# [ИСХОДНЫЙ ОТРЫВОК]
• • • •

А в Киев, пожалуй, уже тяжело. Очень плохо без тебя, тревожно и грустно. И пусто. Вот так. Такое кино. Не могу без тебя, но обнаде­жил, ждут.
Чувствую себя хорошо. Легко хожу. Хорошо сплю (с устатка), но режим совсем нарушен. Здесь не едят кашу! А в диэтстоловую — за семь верст киселя хлебать. (Рис — мечта!)


Сейчас по радио прослушал концерт лауреатов Чайковского кон­курса. И стало грустно. Эстрада, как уличная красавица, отняла доб­рую и мудрую мать — музыку. Просидел с этой доброй и мудрой добрый час, а то и больше, забыв о времени. И об эстраде...
Японец играл на скрипке Концерт (с оркестром). Незабвенного Петра Ильича играл по-своему. То задумчиво обволакивая, то лету­че-неуловимо. Иногда мне чудилось движение. И тогда вспоминал тебя, танцующую импровизацию. Это была твоя музыка, твой жест души. К сожалению, наши исполнители играют этот концерт не то грубее, не то академичнее. У японца другие руки.
(Не случайно они пленили Париж в дни Всемирной выставки и оставили след и в живописи, и в литературе. Даже Ван Гог написал «Под дождем» — у нас есть слайд — совсем в манере японской гравю­ры, посмотри. А дамы стали носить челку — Ренуар! — я говорил тебе.)
Дома раздобуду тебе Тан-ка — японские лирические стихи.
На них учиться можно скупости и изысканности выражения в сло­ве и образе. И учиться монтажу (Эйзенштейн было японоведом — учил­ся на факультете Института истории. Много и глубоко почерпнул там и, усвоив, — претворил).
Так на скрипке японца Чайковский — как голос из другого ряда другого порядка.
Потом вьетнамка пела венгерскую народную песню! Призер за исполнение народных песен! Пела без аккомпанемента — так, как поют ангелы. У них, летающих по поднебесью, наверное, и голоса лету­чие, как у той вьетнамки. Я представил ее — малышку, как подрост­ка. Когда их, этих малышек, убивали и травили американцы, она, наверное, училась у нас в консерватории. Уцелела.
И поет свежим полным голосом. Так что и в Венгрии, наверное, слышно. Потому что — не громко, нет! А — проникновенно насквозь. Хороший был вечер! Такой, который хотелось бы разделить с тобой, Друг мой.

• • • •

# [ФОРМУЛИРОВКА ЗАДАНИЯ A]
Процитируйте, пожалуйста, строки записей от строки с «series-line-taupunkt xyxy=(39,334,761,447)» до строки с «x-tick-label-time: 03:00 xyxy=(117,471,145,483)», обе включительно.

• • • •

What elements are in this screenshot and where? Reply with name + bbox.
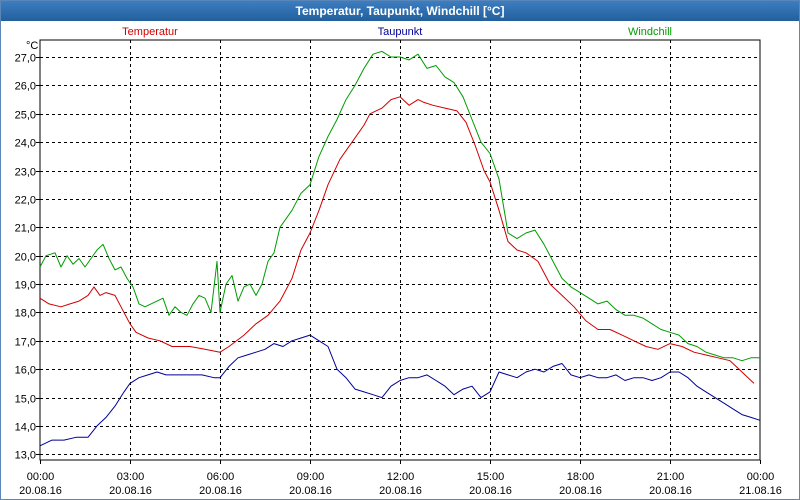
series-line-taupunkt xyxy=(39,334,761,447)
y-tick-label: 21,0 xyxy=(15,223,36,235)
legend: Temperatur Taupunkt Windchill xyxy=(122,26,672,38)
series-line-temperatur xyxy=(39,96,755,384)
x-tick-label-time: 03:00 xyxy=(117,471,145,483)
x-tick-label-date: 20.08.16 xyxy=(649,485,692,497)
y-tick-label: 16,0 xyxy=(15,365,36,377)
x-tick-label-date: 20.08.16 xyxy=(109,485,152,497)
y-tick-label: 14,0 xyxy=(15,422,36,434)
x-tick-label-time: 09:00 xyxy=(297,471,325,483)
x-tick-label-date: 20.08.16 xyxy=(379,485,422,497)
x-tick-label-date: 20.08.16 xyxy=(19,485,62,497)
x-tick-label-date: 20.08.16 xyxy=(559,485,602,497)
series-line-windchill xyxy=(39,50,760,362)
y-tick-label: 27,0 xyxy=(15,53,36,65)
x-tick-label-date: 20.08.16 xyxy=(199,485,242,497)
y-tick-label: 19,0 xyxy=(15,280,36,292)
legend-entry-windchill: Windchill xyxy=(628,26,672,38)
x-tick-label-time: 00:00 xyxy=(27,471,55,483)
y-tick-label: 20,0 xyxy=(15,252,36,264)
legend-entry-taupunkt: Taupunkt xyxy=(378,26,423,38)
x-tick-label-time: 06:00 xyxy=(207,471,235,483)
x-tick-label-time: 18:00 xyxy=(567,471,595,483)
x-tick-label-time: 12:00 xyxy=(387,471,415,483)
series-lines xyxy=(39,50,761,447)
x-tick-label-date: 21.08.16 xyxy=(739,485,782,497)
axes: 13,0 14,0 15,0 16,0 17,0 18,0 19,0 20,0 21,0 22,0… xyxy=(15,40,782,497)
x-tick-label-time: 00:00 xyxy=(747,471,775,483)
x-tick-label-time: 21:00 xyxy=(657,471,685,483)
y-tick-label: 15,0 xyxy=(15,394,36,406)
legend-entry-temperatur: Temperatur xyxy=(122,26,178,38)
y-tick-label: 13,0 xyxy=(15,450,36,462)
y-tick-label: 17,0 xyxy=(15,337,36,349)
x-tick-label-date: 20.08.16 xyxy=(469,485,512,497)
x-tick-label-time: 15:00 xyxy=(477,471,505,483)
window-title: Temperatur, Taupunkt, Windchill [°C] xyxy=(1,1,799,21)
grid xyxy=(40,40,760,460)
y-tick-label: 23,0 xyxy=(15,167,36,179)
y-tick-label: 18,0 xyxy=(15,308,36,320)
y-tick-label: 24,0 xyxy=(15,138,36,150)
y-axis-label: °C xyxy=(26,40,38,52)
y-tick-label: 22,0 xyxy=(15,195,36,207)
y-tick-label: 26,0 xyxy=(15,81,36,93)
y-tick-label: 25,0 xyxy=(15,110,36,122)
x-tick-label-date: 20.08.16 xyxy=(289,485,332,497)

• • • •

# [ФОРМУЛИРОВКА ЗАДАНИЯ B]
Выведите дословно фрагмент отрывка от слов «Потом вьетнамка пела» до слов «тобой, Друг мой.».

# [ПОЛНОЕ РЕШЕНИЕ A]
series-line-taupunkt xyxy=(39,334,761,447)
y-tick-label: 21,0 xyxy=(15,223,36,235)
legend: Temperatur Taupunkt Windchill xyxy=(122,26,672,38)
series-line-temperatur xyxy=(39,96,755,384)
x-tick-label-time: 03:00 xyxy=(117,471,145,483)

# [ПОЛНОЕ РЕШЕНИЕ B]
Потом вьетнамка пела венгерскую народную песню! Призер за исполнение народных песен! Пела без аккомпанемента — так, как поют ангелы. У них, летающих по поднебесью, наверное, и голоса лету­чие, как у той вьетнамки. Я представил ее — малышку, как подрост­ка. Когда их, этих малышек, убивали и травили американцы, она, наверное, училась у нас в консерватории. Уцелела.
И поет свежим полным голосом. Так что и в Венгрии, наверное, слышно. Потому что — не громко, нет! А — проникновенно насквозь. Хороший был вечер! Такой, который хотелось бы разделить с тобой, Друг мой.